[START]
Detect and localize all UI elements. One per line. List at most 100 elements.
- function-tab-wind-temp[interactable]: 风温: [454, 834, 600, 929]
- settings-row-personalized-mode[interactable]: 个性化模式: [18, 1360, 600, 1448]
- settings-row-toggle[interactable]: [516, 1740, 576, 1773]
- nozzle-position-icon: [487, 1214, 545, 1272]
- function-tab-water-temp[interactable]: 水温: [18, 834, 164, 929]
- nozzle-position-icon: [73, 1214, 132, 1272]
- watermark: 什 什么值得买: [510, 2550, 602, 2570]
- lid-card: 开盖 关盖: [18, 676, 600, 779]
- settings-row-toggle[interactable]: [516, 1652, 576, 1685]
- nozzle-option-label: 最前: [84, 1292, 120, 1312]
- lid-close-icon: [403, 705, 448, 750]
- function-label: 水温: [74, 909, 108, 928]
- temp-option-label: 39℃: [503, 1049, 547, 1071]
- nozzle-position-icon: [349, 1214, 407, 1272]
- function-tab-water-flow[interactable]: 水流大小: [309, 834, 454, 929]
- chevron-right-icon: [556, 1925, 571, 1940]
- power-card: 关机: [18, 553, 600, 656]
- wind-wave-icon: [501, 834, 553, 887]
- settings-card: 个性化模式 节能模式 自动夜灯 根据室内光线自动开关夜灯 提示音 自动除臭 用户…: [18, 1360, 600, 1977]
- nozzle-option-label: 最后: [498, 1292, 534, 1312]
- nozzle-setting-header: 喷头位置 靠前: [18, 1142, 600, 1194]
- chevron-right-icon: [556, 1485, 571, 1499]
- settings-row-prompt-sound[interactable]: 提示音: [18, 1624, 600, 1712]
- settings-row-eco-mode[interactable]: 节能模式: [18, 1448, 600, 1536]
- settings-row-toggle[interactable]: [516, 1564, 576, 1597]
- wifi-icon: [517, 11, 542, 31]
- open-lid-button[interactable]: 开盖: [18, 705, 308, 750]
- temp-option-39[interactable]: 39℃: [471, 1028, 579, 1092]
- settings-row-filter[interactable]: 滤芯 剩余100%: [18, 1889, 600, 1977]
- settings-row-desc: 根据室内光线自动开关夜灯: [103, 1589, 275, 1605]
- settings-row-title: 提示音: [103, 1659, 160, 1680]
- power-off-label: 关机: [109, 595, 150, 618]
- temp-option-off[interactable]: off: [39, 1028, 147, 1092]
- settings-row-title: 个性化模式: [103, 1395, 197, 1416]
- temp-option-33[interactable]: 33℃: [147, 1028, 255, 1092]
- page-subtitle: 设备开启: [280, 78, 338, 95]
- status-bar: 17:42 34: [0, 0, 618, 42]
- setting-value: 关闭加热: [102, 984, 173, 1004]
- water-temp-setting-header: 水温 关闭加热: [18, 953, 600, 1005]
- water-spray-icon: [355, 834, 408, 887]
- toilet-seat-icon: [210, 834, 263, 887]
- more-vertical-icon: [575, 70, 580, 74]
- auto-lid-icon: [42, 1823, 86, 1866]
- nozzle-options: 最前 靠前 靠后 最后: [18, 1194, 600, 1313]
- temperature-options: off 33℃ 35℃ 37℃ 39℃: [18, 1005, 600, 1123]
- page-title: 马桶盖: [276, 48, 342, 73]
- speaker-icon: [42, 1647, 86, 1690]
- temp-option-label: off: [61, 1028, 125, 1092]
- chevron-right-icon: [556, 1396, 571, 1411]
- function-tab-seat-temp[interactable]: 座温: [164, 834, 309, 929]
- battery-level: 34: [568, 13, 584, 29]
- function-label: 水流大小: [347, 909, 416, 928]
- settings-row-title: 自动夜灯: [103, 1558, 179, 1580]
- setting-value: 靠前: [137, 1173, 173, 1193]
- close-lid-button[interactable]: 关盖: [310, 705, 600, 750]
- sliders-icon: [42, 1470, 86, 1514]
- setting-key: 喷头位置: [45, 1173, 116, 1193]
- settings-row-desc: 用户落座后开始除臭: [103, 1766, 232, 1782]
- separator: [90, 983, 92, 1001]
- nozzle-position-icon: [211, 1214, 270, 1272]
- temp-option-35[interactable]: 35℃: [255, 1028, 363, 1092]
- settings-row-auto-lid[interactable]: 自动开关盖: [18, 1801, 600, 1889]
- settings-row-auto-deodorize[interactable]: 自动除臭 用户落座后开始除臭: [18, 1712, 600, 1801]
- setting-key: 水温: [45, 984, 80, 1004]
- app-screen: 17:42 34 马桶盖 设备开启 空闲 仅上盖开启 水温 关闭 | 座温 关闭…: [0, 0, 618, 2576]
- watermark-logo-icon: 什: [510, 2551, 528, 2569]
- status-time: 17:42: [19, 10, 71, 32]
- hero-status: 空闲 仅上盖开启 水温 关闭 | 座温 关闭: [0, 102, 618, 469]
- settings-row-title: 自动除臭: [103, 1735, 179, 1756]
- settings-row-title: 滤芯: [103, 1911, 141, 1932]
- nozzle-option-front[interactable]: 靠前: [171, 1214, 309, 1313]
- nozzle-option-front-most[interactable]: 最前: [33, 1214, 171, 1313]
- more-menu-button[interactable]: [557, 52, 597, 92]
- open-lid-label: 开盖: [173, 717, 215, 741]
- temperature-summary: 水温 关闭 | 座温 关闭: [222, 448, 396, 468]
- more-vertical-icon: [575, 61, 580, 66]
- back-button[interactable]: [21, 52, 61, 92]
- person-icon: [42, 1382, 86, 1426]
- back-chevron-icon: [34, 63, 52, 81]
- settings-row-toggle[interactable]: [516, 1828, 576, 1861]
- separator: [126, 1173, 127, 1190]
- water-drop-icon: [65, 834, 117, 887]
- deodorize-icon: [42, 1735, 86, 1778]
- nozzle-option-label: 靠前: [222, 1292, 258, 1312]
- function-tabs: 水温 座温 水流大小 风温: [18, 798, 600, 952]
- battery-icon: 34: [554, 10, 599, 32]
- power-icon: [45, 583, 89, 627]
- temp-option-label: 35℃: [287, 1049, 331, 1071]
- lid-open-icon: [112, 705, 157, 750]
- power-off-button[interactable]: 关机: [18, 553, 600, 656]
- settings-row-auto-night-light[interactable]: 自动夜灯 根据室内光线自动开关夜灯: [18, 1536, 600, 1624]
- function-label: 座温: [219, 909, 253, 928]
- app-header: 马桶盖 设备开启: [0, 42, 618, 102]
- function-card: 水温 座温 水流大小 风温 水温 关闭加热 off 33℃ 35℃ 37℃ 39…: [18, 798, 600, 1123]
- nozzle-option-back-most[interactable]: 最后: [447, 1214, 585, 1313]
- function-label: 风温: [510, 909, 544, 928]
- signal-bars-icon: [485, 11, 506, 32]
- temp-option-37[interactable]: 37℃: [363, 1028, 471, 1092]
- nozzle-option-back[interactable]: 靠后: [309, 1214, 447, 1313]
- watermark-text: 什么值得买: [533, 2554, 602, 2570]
[END]
### [Aim of the exercise]
Could you reproduce all of the rows above word for word, without changing anything?

### [Task result]
Detect and localize all UI elements. One per line. List at most 100 elements.
- function-tab-wind-temp[interactable]: 风温: [454, 834, 600, 929]
- settings-row-personalized-mode[interactable]: 个性化模式: [18, 1360, 600, 1448]
- settings-row-toggle[interactable]: [516, 1740, 576, 1773]
- nozzle-position-icon: [487, 1214, 545, 1272]
- function-tab-water-temp[interactable]: 水温: [18, 834, 164, 929]
- nozzle-position-icon: [73, 1214, 132, 1272]
- watermark: 什 什么值得买: [510, 2550, 602, 2570]
- lid-card: 开盖 关盖: [18, 676, 600, 779]
- settings-row-toggle[interactable]: [516, 1652, 576, 1685]
- nozzle-option-label: 最前: [84, 1292, 120, 1312]
- lid-close-icon: [403, 705, 448, 750]
- function-label: 水温: [74, 909, 108, 928]
- temp-option-label: 39℃: [503, 1049, 547, 1071]
- nozzle-position-icon: [349, 1214, 407, 1272]
- function-tab-water-flow[interactable]: 水流大小: [309, 834, 454, 929]
- chevron-right-icon: [556, 1925, 571, 1940]
- power-card: 关机: [18, 553, 600, 656]
- wind-wave-icon: [501, 834, 553, 887]
- settings-card: 个性化模式 节能模式 自动夜灯 根据室内光线自动开关夜灯 提示音 自动除臭 用户…: [18, 1360, 600, 1977]
- nozzle-option-label: 最后: [498, 1292, 534, 1312]
- nozzle-setting-header: 喷头位置 靠前: [18, 1142, 600, 1194]
- chevron-right-icon: [556, 1485, 571, 1499]
- settings-row-prompt-sound[interactable]: 提示音: [18, 1624, 600, 1712]
- settings-row-eco-mode[interactable]: 节能模式: [18, 1448, 600, 1536]
- settings-row-toggle[interactable]: [516, 1564, 576, 1597]
- wifi-icon: [517, 11, 542, 31]
- open-lid-button[interactable]: 开盖: [18, 705, 308, 750]
- temp-option-39[interactable]: 39℃: [471, 1028, 579, 1092]
- settings-row-filter[interactable]: 滤芯 剩余100%: [18, 1889, 600, 1977]
- settings-row-desc: 根据室内光线自动开关夜灯: [103, 1589, 275, 1605]
- settings-row-title: 提示音: [103, 1659, 160, 1680]
- power-off-label: 关机: [109, 595, 150, 618]
- temp-option-off[interactable]: off: [39, 1028, 147, 1092]
- settings-row-title: 个性化模式: [103, 1395, 197, 1416]
- temp-option-33[interactable]: 33℃: [147, 1028, 255, 1092]
- page-subtitle: 设备开启: [280, 78, 338, 95]
- status-bar: 17:42 34: [0, 0, 618, 42]
- setting-value: 关闭加热: [102, 984, 173, 1004]
- water-temp-setting-header: 水温 关闭加热: [18, 953, 600, 1005]
- water-spray-icon: [355, 834, 408, 887]
- toilet-seat-icon: [210, 834, 263, 887]
- more-vertical-icon: [575, 70, 580, 74]
- auto-lid-icon: [42, 1823, 86, 1866]
- nozzle-options: 最前 靠前 靠后 最后: [18, 1194, 600, 1313]
- temperature-options: off 33℃ 35℃ 37℃ 39℃: [18, 1005, 600, 1123]
- page-title: 马桶盖: [276, 48, 342, 73]
- speaker-icon: [42, 1647, 86, 1690]
- temp-option-label: off: [61, 1028, 125, 1092]
- chevron-right-icon: [556, 1396, 571, 1411]
- function-tab-seat-temp[interactable]: 座温: [164, 834, 309, 929]
- battery-level: 34: [568, 13, 584, 29]
- function-label: 水流大小: [347, 909, 416, 928]
- settings-row-title: 自动夜灯: [103, 1558, 179, 1580]
- setting-value: 靠前: [137, 1173, 173, 1193]
- close-lid-button[interactable]: 关盖: [310, 705, 600, 750]
- sliders-icon: [42, 1470, 86, 1514]
- setting-key: 喷头位置: [45, 1173, 116, 1193]
- settings-row-desc: 用户落座后开始除臭: [103, 1766, 232, 1782]
- separator: [90, 983, 92, 1001]
- nozzle-position-icon: [211, 1214, 270, 1272]
- temp-option-35[interactable]: 35℃: [255, 1028, 363, 1092]
- settings-row-auto-lid[interactable]: 自动开关盖: [18, 1801, 600, 1889]
- settings-row-auto-deodorize[interactable]: 自动除臭 用户落座后开始除臭: [18, 1712, 600, 1801]
- setting-key: 水温: [45, 984, 80, 1004]
- app-screen: 17:42 34 马桶盖 设备开启 空闲 仅上盖开启 水温 关闭 | 座温 关闭…: [0, 0, 618, 2576]
- watermark-logo-icon: 什: [510, 2551, 528, 2569]
- status-time: 17:42: [19, 10, 71, 32]
- hero-status: 空闲 仅上盖开启 水温 关闭 | 座温 关闭: [0, 102, 618, 469]
- settings-row-title: 自动除臭: [103, 1735, 179, 1756]
- settings-row-title: 滤芯: [103, 1911, 141, 1932]
- nozzle-option-front[interactable]: 靠前: [171, 1214, 309, 1313]
- nozzle-option-front-most[interactable]: 最前: [33, 1214, 171, 1313]
- more-menu-button[interactable]: [557, 52, 597, 92]
- open-lid-label: 开盖: [173, 717, 215, 741]
- temperature-summary: 水温 关闭 | 座温 关闭: [222, 448, 396, 468]
- more-vertical-icon: [575, 61, 580, 66]
- back-button[interactable]: [21, 52, 61, 92]
- person-icon: [42, 1382, 86, 1426]
- back-chevron-icon: [34, 63, 52, 81]
- settings-row-toggle[interactable]: [516, 1828, 576, 1861]
- separator: [126, 1173, 127, 1190]
- water-drop-icon: [65, 834, 117, 887]
- deodorize-icon: [42, 1735, 86, 1778]
- nozzle-option-label: 靠前: [222, 1292, 258, 1312]
- function-tabs: 水温 座温 水流大小 风温: [18, 798, 600, 952]
- battery-icon: 34: [554, 10, 599, 32]
- power-icon: [45, 583, 89, 627]
- temp-option-label: 35℃: [287, 1049, 331, 1071]
- lid-open-icon: [112, 705, 157, 750]
- power-off-button[interactable]: 关机: [18, 553, 600, 656]
- settings-row-auto-night-light[interactable]: 自动夜灯 根据室内光线自动开关夜灯: [18, 1536, 600, 1624]
- function-label: 座温: [219, 909, 253, 928]
- app-header: 马桶盖 设备开启: [0, 42, 618, 102]
- function-card: 水温 座温 水流大小 风温 水温 关闭加热 off 33℃ 35℃ 37℃ 39…: [18, 798, 600, 1123]
- nozzle-option-back-most[interactable]: 最后: [447, 1214, 585, 1313]
- function-label: 风温: [510, 909, 544, 928]
- signal-bars-icon: [485, 11, 506, 32]
- temp-option-37[interactable]: 37℃: [363, 1028, 471, 1092]
- nozzle-option-back[interactable]: 靠后: [309, 1214, 447, 1313]
- watermark-text: 什么值得买: [533, 2554, 602, 2570]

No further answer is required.